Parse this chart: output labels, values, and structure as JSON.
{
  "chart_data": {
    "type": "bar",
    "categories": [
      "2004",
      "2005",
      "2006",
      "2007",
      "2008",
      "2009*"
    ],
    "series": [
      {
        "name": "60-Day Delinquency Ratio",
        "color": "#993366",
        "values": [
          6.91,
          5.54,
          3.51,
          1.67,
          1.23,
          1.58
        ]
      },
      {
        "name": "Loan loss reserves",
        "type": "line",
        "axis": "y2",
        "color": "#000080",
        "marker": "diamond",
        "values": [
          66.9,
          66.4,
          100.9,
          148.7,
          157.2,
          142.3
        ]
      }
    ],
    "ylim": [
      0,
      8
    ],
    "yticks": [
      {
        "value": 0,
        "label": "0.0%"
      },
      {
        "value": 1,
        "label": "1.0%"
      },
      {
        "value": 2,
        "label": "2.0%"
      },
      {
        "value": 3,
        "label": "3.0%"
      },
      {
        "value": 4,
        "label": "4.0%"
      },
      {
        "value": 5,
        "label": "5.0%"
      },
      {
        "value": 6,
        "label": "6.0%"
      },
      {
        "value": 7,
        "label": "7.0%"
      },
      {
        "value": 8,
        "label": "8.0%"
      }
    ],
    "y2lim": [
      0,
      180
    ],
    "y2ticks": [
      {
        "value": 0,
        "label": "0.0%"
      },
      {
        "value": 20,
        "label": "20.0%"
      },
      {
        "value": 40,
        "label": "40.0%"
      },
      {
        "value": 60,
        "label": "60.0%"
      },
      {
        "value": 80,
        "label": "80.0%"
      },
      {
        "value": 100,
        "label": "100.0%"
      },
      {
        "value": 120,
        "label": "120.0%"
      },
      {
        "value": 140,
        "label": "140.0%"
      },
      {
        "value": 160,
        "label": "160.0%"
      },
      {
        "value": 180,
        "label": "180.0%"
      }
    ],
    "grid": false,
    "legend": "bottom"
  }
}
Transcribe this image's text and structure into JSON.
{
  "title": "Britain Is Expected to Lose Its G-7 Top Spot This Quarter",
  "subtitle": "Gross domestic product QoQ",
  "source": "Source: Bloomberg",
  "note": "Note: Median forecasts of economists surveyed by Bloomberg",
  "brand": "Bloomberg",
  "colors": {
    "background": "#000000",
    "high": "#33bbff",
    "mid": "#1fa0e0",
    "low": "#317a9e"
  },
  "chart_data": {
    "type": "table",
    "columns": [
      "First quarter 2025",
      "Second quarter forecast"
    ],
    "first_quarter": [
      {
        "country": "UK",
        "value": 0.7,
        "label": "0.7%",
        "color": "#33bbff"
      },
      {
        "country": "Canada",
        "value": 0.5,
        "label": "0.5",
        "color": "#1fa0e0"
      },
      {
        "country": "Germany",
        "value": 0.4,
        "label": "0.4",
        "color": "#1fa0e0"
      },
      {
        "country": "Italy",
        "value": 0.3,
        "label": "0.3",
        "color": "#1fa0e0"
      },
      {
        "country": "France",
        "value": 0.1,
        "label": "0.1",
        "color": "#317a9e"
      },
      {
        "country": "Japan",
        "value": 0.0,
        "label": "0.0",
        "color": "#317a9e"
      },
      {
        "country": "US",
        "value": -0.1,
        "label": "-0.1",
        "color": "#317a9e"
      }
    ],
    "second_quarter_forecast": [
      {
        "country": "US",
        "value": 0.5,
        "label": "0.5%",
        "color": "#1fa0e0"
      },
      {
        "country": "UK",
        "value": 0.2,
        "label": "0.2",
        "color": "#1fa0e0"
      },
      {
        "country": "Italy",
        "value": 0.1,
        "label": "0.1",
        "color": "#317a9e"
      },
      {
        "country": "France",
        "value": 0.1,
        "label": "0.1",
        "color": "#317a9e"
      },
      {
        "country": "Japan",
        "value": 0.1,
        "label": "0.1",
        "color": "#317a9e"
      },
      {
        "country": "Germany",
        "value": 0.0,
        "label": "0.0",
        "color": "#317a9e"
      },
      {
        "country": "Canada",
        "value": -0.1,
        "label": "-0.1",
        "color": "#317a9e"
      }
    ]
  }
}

----

Copy down the material exactly as written.

Parse this chart: output labels, values, and structure as JSON.
{
  "chart_data": {
    "type": "bar",
    "categories": [
      "2004",
      "2005",
      "2006",
      "2007",
      "2008",
      "2009*"
    ],
    "series": [
      {
        "name": "60-Day Delinquency Ratio",
        "color": "#993366",
        "values": [
          6.91,
          5.54,
          3.51,
          1.67,
          1.23,
          1.58
        ]
      },
      {
        "name": "Loan loss reserves",
        "type": "line",
        "axis": "y2",
        "color": "#000080",
        "marker": "diamond",
        "values": [
          66.9,
          66.4,
          100.9,
          148.7,
          157.2,
          142.3
        ]
      }
    ],
    "ylim": [
      0,
      8
    ],
    "yticks": [
      {
        "value": 0,
        "label": "0.0%"
      },
      {
        "value": 1,
        "label": "1.0%"
      },
      {
        "value": 2,
        "label": "2.0%"
      },
      {
        "value": 3,
        "label": "3.0%"
      },
      {
        "value": 4,
        "label": "4.0%"
      },
      {
        "value": 5,
        "label": "5.0%"
      },
      {
        "value": 6,
        "label": "6.0%"
      },
      {
        "value": 7,
        "label": "7.0%"
      },
      {
        "value": 8,
        "label": "8.0%"
      }
    ],
    "y2lim": [
      0,
      180
    ],
    "y2ticks": [
      {
        "value": 0,
        "label": "0.0%"
      },
      {
        "value": 20,
        "label": "20.0%"
      },
      {
        "value": 40,
        "label": "40.0%"
      },
      {
        "value": 60,
        "label": "60.0%"
      },
      {
        "value": 80,
        "label": "80.0%"
      },
      {
        "value": 100,
        "label": "100.0%"
      },
      {
        "value": 120,
        "label": "120.0%"
      },
      {
        "value": 140,
        "label": "140.0%"
      },
      {
        "value": 160,
        "label": "160.0%"
      },
      {
        "value": 180,
        "label": "180.0%"
      }
    ],
    "grid": false,
    "legend": "bottom"
  }
}
Transcribe this image's text and structure into JSON.
{
  "title": "Britain Is Expected to Lose Its G-7 Top Spot This Quarter",
  "subtitle": "Gross domestic product QoQ",
  "source": "Source: Bloomberg",
  "note": "Note: Median forecasts of economists surveyed by Bloomberg",
  "brand": "Bloomberg",
  "colors": {
    "background": "#000000",
    "high": "#33bbff",
    "mid": "#1fa0e0",
    "low": "#317a9e"
  },
  "chart_data": {
    "type": "table",
    "columns": [
      "First quarter 2025",
      "Second quarter forecast"
    ],
    "first_quarter": [
      {
        "country": "UK",
        "value": 0.7,
        "label": "0.7%",
        "color": "#33bbff"
      },
      {
        "country": "Canada",
        "value": 0.5,
        "label": "0.5",
        "color": "#1fa0e0"
      },
      {
        "country": "Germany",
        "value": 0.4,
        "label": "0.4",
        "color": "#1fa0e0"
      },
      {
        "country": "Italy",
        "value": 0.3,
        "label": "0.3",
        "color": "#1fa0e0"
      },
      {
        "country": "France",
        "value": 0.1,
        "label": "0.1",
        "color": "#317a9e"
      },
      {
        "country": "Japan",
        "value": 0.0,
        "label": "0.0",
        "color": "#317a9e"
      },
      {
        "country": "US",
        "value": -0.1,
        "label": "-0.1",
        "color": "#317a9e"
      }
    ],
    "second_quarter_forecast": [
      {
        "country": "US",
        "value": 0.5,
        "label": "0.5%",
        "color": "#1fa0e0"
      },
      {
        "country": "UK",
        "value": 0.2,
        "label": "0.2",
        "color": "#1fa0e0"
      },
      {
        "country": "Italy",
        "value": 0.1,
        "label": "0.1",
        "color": "#317a9e"
      },
      {
        "country": "France",
        "value": 0.1,
        "label": "0.1",
        "color": "#317a9e"
      },
      {
        "country": "Japan",
        "value": 0.1,
        "label": "0.1",
        "color": "#317a9e"
      },
      {
        "country": "Germany",
        "value": 0.0,
        "label": "0.0",
        "color": "#317a9e"
      },
      {
        "country": "Canada",
        "value": -0.1,
        "label": "-0.1",
        "color": "#317a9e"
      }
    ]
  }
}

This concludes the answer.